→ Written exercise: Find each line with the word "style" and say how many there are, nothing else.

— begin Dataset content —

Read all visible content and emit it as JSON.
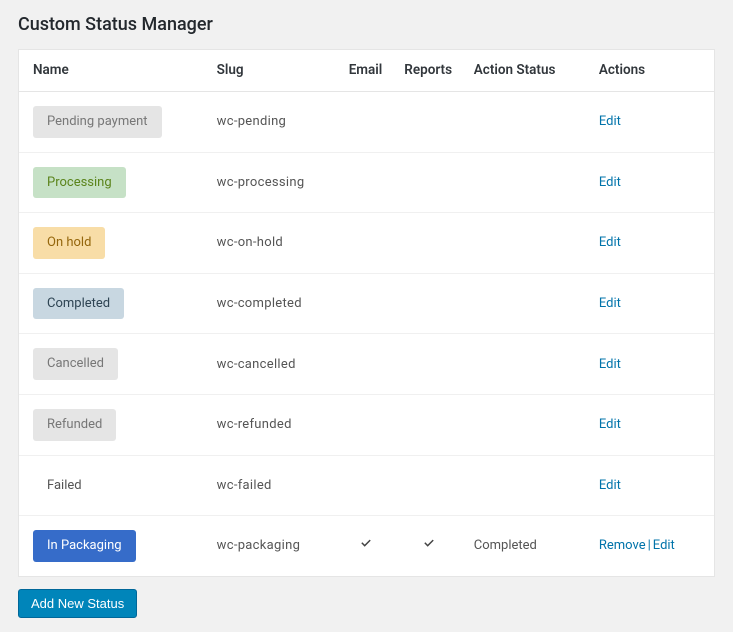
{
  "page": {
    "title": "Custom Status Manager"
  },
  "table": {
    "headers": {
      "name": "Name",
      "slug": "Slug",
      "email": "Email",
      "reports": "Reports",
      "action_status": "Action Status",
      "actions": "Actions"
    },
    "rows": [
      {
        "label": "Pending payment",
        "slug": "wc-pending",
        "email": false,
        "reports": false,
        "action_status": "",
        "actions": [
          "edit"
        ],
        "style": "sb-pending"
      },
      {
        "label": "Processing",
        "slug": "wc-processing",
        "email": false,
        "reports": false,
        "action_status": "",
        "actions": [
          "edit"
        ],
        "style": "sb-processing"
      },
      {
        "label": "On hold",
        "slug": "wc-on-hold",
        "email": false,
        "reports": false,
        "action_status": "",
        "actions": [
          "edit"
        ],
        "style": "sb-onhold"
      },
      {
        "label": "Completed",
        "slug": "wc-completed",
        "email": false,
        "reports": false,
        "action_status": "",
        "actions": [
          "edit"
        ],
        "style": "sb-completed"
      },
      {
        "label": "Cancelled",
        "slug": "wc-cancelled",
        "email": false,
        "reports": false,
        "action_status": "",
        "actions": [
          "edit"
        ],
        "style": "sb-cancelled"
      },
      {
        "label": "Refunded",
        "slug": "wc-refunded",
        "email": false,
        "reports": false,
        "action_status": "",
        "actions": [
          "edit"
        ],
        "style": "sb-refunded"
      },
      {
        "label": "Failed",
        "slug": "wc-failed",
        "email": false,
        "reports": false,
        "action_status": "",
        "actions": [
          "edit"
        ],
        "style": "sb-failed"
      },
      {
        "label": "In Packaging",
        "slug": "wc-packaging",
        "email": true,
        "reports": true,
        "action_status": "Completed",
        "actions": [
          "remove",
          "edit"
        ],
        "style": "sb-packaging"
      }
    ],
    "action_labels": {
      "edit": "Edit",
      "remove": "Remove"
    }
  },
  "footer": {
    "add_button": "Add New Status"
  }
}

— end Dataset content —
— begin Dataset content —

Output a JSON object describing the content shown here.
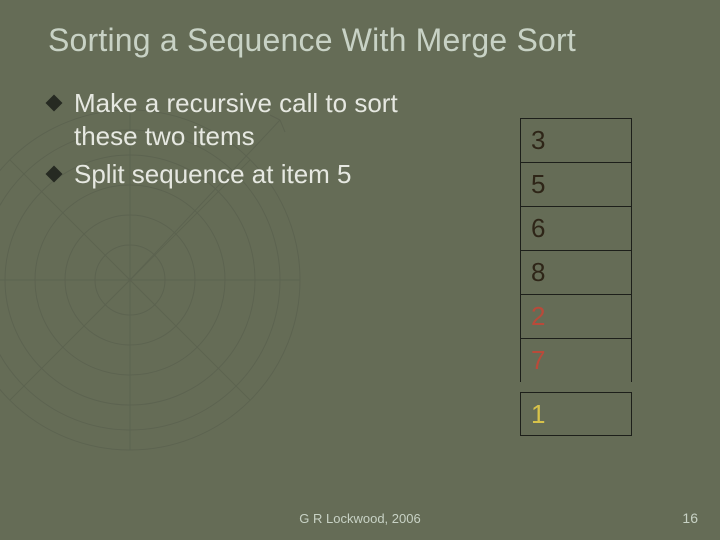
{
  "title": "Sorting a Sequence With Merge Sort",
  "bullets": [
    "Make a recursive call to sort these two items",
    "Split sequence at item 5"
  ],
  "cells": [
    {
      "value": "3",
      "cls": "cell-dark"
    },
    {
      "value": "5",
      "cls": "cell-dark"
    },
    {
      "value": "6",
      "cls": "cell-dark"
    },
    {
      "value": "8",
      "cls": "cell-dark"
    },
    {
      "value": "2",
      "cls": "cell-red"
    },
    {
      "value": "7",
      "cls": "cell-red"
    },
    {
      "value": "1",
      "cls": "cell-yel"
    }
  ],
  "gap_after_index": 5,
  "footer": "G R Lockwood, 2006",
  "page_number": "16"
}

— end Dataset content —

→ Exercise solution: 8